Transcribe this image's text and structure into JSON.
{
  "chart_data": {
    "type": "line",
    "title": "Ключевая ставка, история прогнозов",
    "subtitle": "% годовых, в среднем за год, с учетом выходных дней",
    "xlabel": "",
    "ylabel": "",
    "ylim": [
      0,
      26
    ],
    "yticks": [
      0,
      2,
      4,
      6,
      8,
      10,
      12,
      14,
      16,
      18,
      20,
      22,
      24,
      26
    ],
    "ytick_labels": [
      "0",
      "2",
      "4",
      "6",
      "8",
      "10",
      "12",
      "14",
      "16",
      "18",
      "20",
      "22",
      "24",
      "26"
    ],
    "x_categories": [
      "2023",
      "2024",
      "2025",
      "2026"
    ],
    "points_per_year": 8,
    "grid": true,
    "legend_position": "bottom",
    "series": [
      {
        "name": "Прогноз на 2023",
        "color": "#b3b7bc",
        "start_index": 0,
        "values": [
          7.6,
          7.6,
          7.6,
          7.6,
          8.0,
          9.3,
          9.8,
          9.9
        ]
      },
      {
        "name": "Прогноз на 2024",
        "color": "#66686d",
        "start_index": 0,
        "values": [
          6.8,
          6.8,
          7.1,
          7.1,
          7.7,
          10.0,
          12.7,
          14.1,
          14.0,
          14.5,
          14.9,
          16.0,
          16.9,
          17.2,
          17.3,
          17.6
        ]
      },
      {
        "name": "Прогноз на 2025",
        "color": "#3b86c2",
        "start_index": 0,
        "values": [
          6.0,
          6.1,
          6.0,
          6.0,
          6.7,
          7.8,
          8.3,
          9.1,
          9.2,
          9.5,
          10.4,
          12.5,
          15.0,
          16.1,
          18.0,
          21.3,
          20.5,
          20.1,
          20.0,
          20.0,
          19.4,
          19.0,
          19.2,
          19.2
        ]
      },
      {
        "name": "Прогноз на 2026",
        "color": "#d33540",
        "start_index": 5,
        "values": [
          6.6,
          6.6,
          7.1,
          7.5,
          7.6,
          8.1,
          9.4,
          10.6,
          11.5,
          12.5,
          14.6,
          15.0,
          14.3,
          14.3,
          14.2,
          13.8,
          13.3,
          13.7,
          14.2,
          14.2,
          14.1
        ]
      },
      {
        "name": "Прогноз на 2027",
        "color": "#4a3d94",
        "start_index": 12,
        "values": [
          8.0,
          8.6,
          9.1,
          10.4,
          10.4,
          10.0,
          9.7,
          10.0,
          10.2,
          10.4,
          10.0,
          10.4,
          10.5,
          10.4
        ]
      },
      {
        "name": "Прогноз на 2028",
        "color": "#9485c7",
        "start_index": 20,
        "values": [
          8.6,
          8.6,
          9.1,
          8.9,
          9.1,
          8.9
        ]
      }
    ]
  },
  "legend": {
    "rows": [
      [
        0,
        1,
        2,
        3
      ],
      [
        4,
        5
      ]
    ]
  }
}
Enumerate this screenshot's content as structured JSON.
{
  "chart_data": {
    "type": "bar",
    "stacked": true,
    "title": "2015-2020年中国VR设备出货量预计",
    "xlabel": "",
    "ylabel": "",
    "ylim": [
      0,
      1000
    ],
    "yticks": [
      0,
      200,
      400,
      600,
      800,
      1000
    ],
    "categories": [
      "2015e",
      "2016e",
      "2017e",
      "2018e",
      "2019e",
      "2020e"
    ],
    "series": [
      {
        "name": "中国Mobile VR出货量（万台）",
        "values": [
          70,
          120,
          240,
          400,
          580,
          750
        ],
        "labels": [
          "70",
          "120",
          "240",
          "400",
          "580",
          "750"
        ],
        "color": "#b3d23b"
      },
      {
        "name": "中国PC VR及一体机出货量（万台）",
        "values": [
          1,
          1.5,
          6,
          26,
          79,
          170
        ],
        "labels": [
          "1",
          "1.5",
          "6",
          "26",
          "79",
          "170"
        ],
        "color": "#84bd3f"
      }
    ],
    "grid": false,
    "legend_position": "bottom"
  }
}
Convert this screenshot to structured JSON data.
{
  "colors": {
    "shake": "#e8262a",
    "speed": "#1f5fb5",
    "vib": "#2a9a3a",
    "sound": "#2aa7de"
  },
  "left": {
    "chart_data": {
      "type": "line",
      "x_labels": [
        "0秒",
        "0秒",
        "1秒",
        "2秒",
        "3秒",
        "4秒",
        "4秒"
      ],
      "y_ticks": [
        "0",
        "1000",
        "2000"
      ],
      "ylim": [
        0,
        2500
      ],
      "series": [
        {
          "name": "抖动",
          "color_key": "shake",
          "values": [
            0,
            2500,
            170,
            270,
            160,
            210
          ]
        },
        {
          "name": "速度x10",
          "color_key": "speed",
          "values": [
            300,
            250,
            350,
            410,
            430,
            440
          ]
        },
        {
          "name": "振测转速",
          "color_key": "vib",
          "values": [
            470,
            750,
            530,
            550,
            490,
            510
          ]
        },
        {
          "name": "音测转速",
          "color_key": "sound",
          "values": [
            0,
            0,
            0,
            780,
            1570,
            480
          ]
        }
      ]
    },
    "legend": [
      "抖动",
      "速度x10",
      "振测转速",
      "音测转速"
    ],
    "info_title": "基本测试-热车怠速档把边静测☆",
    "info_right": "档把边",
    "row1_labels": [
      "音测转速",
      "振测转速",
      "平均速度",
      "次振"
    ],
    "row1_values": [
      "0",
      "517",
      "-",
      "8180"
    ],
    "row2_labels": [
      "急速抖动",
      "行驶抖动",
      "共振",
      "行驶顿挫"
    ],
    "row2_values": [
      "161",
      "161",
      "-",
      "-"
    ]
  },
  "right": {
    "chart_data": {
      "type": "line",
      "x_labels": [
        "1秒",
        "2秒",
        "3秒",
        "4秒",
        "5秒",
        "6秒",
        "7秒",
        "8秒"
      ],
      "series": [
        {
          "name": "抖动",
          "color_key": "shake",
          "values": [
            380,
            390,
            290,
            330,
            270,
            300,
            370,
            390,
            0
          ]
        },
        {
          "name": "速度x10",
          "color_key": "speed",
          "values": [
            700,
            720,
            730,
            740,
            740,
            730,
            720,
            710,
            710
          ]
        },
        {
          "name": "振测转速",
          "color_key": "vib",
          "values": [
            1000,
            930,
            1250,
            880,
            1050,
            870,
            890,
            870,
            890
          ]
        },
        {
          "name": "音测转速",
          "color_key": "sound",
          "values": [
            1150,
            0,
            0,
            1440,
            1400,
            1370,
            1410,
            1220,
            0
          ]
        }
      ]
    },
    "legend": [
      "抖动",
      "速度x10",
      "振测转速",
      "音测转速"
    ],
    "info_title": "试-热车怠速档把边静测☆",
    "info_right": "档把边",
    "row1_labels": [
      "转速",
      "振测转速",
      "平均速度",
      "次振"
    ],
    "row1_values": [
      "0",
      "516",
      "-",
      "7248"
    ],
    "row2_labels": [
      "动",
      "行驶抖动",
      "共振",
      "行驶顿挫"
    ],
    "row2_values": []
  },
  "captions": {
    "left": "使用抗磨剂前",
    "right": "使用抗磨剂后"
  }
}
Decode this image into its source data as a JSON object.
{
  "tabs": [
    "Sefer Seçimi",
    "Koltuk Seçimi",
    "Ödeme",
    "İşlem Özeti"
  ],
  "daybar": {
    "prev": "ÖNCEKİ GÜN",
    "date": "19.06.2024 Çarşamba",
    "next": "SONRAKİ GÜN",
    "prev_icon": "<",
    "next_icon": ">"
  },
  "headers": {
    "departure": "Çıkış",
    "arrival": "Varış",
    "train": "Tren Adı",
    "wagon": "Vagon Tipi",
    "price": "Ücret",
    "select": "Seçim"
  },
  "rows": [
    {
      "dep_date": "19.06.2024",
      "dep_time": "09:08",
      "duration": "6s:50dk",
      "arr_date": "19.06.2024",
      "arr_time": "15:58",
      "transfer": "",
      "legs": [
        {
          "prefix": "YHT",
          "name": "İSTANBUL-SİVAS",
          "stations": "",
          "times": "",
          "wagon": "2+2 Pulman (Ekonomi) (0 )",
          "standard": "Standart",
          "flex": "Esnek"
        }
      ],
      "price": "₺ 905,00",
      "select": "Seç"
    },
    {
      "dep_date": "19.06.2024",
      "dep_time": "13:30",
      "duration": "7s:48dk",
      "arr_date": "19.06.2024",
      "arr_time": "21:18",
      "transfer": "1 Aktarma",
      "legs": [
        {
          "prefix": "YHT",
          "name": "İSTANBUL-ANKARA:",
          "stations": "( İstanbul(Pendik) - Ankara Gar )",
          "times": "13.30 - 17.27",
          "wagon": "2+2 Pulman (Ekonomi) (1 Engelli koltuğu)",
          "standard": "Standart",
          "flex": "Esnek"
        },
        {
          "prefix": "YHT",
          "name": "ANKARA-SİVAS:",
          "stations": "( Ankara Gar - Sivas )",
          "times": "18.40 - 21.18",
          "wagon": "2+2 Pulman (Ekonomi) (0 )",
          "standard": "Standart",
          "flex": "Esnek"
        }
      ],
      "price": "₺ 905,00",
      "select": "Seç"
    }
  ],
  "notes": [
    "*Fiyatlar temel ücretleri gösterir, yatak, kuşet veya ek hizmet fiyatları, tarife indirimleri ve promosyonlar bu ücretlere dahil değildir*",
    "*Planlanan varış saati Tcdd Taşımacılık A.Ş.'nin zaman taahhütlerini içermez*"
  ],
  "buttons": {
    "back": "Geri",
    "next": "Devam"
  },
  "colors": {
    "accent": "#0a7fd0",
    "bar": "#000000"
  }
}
+++++
- [Task brief]: Pull out every line containing "type".

- [Output for this task]:
    "type": "line",
    "type": "bar",
      "type": "line",
      "type": "line",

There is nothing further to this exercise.